Stored records:
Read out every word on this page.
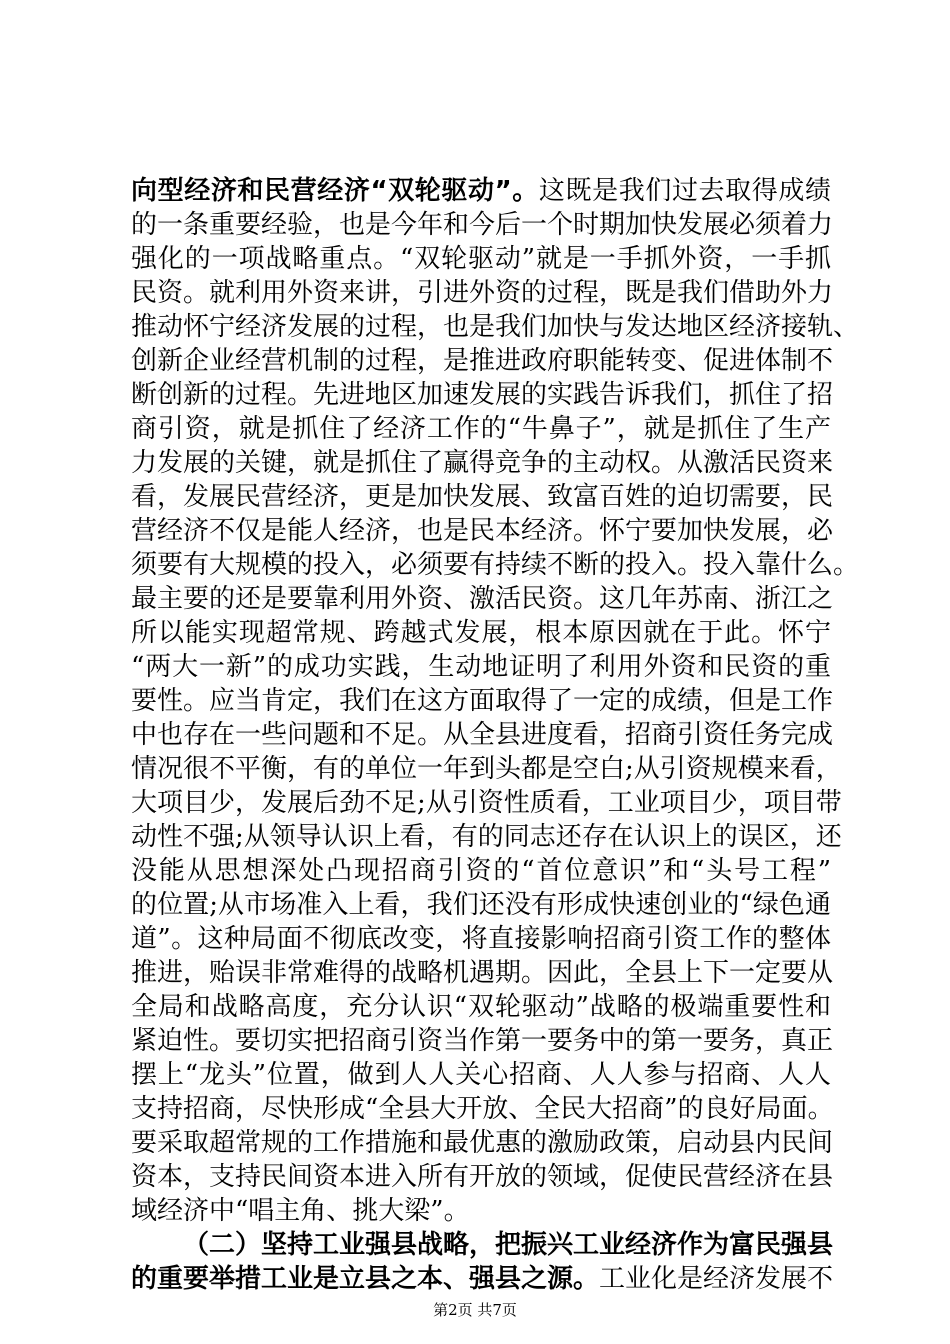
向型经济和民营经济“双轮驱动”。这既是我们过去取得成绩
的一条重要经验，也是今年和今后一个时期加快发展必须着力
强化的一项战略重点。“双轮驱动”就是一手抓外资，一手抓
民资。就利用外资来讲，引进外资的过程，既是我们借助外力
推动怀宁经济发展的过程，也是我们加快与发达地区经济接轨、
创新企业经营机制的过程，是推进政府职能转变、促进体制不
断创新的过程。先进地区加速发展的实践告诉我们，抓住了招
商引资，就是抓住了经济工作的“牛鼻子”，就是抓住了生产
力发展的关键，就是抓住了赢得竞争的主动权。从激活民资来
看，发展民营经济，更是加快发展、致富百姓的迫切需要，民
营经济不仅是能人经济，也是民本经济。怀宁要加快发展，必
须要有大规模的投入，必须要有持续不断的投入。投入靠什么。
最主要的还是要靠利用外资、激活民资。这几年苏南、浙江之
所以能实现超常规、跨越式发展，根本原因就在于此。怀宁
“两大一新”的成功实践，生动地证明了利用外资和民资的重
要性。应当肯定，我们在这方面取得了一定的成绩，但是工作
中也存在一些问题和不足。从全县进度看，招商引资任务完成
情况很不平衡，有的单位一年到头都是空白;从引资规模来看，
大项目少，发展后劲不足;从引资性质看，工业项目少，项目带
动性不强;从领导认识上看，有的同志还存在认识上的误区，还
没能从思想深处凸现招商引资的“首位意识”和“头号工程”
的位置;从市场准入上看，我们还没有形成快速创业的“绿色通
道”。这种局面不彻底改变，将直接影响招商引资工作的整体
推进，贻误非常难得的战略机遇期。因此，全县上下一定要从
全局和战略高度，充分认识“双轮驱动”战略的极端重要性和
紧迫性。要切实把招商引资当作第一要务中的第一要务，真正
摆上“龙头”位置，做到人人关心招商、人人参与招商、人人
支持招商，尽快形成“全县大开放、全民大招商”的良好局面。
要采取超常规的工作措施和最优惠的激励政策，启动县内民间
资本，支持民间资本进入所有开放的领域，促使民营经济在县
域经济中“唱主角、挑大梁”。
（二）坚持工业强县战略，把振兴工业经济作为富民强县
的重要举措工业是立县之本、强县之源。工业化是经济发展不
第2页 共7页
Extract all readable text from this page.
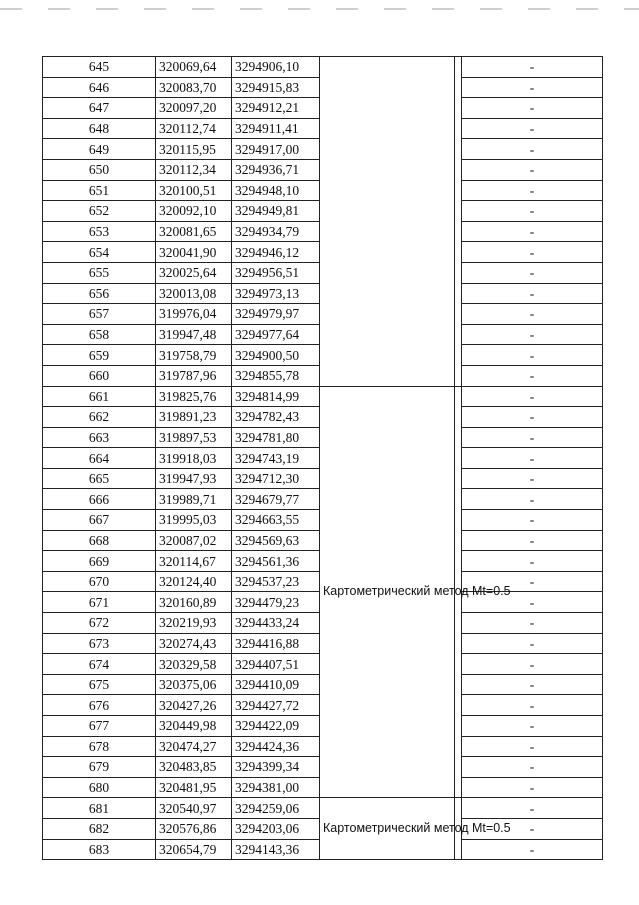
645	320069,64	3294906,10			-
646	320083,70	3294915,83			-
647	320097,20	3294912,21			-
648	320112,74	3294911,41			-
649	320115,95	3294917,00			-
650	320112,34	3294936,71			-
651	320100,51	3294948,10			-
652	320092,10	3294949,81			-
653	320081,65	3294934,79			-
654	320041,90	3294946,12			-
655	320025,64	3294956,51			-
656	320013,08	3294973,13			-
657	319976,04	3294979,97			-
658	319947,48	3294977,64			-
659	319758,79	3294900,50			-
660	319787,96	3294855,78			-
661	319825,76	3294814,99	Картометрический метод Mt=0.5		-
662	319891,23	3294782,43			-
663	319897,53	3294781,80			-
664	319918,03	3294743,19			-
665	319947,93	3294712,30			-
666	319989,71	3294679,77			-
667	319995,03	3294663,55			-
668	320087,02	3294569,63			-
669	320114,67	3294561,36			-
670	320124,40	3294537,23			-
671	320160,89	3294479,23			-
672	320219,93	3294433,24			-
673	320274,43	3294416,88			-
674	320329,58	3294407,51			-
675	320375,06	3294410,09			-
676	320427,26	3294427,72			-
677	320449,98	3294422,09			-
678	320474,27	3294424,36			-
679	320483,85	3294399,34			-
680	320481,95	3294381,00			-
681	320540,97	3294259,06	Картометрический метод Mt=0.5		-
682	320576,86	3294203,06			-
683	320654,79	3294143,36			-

> _Written task_
Omit the pictures, then output the rest of the listing exactly.

> _Written answer_
Read out every word on this page.
向型经济和民营经济“双轮驱动”。这既是我们过去取得成绩
的一条重要经验，也是今年和今后一个时期加快发展必须着力
强化的一项战略重点。“双轮驱动”就是一手抓外资，一手抓
民资。就利用外资来讲，引进外资的过程，既是我们借助外力
推动怀宁经济发展的过程，也是我们加快与发达地区经济接轨、
创新企业经营机制的过程，是推进政府职能转变、促进体制不
断创新的过程。先进地区加速发展的实践告诉我们，抓住了招
商引资，就是抓住了经济工作的“牛鼻子”，就是抓住了生产
力发展的关键，就是抓住了赢得竞争的主动权。从激活民资来
看，发展民营经济，更是加快发展、致富百姓的迫切需要，民
营经济不仅是能人经济，也是民本经济。怀宁要加快发展，必
须要有大规模的投入，必须要有持续不断的投入。投入靠什么。
最主要的还是要靠利用外资、激活民资。这几年苏南、浙江之
所以能实现超常规、跨越式发展，根本原因就在于此。怀宁
“两大一新”的成功实践，生动地证明了利用外资和民资的重
要性。应当肯定，我们在这方面取得了一定的成绩，但是工作
中也存在一些问题和不足。从全县进度看，招商引资任务完成
情况很不平衡，有的单位一年到头都是空白;从引资规模来看，
大项目少，发展后劲不足;从引资性质看，工业项目少，项目带
动性不强;从领导认识上看，有的同志还存在认识上的误区，还
没能从思想深处凸现招商引资的“首位意识”和“头号工程”
的位置;从市场准入上看，我们还没有形成快速创业的“绿色通
道”。这种局面不彻底改变，将直接影响招商引资工作的整体
推进，贻误非常难得的战略机遇期。因此，全县上下一定要从
全局和战略高度，充分认识“双轮驱动”战略的极端重要性和
紧迫性。要切实把招商引资当作第一要务中的第一要务，真正
摆上“龙头”位置，做到人人关心招商、人人参与招商、人人
支持招商，尽快形成“全县大开放、全民大招商”的良好局面。
要采取超常规的工作措施和最优惠的激励政策，启动县内民间
资本，支持民间资本进入所有开放的领域，促使民营经济在县
域经济中“唱主角、挑大梁”。
（二）坚持工业强县战略，把振兴工业经济作为富民强县
的重要举措工业是立县之本、强县之源。工业化是经济发展不
第2页 共7页
Extract all readable text from this page.
645	320069,64	3294906,10			-
646	320083,70	3294915,83			-
647	320097,20	3294912,21			-
648	320112,74	3294911,41			-
649	320115,95	3294917,00			-
650	320112,34	3294936,71			-
651	320100,51	3294948,10			-
652	320092,10	3294949,81			-
653	320081,65	3294934,79			-
654	320041,90	3294946,12			-
655	320025,64	3294956,51			-
656	320013,08	3294973,13			-
657	319976,04	3294979,97			-
658	319947,48	3294977,64			-
659	319758,79	3294900,50			-
660	319787,96	3294855,78			-
661	319825,76	3294814,99	Картометрический метод Mt=0.5		-
662	319891,23	3294782,43			-
663	319897,53	3294781,80			-
664	319918,03	3294743,19			-
665	319947,93	3294712,30			-
666	319989,71	3294679,77			-
667	319995,03	3294663,55			-
668	320087,02	3294569,63			-
669	320114,67	3294561,36			-
670	320124,40	3294537,23			-
671	320160,89	3294479,23			-
672	320219,93	3294433,24			-
673	320274,43	3294416,88			-
674	320329,58	3294407,51			-
675	320375,06	3294410,09			-
676	320427,26	3294427,72			-
677	320449,98	3294422,09			-
678	320474,27	3294424,36			-
679	320483,85	3294399,34			-
680	320481,95	3294381,00			-
681	320540,97	3294259,06	Картометрический метод Mt=0.5		-
682	320576,86	3294203,06			-
683	320654,79	3294143,36			-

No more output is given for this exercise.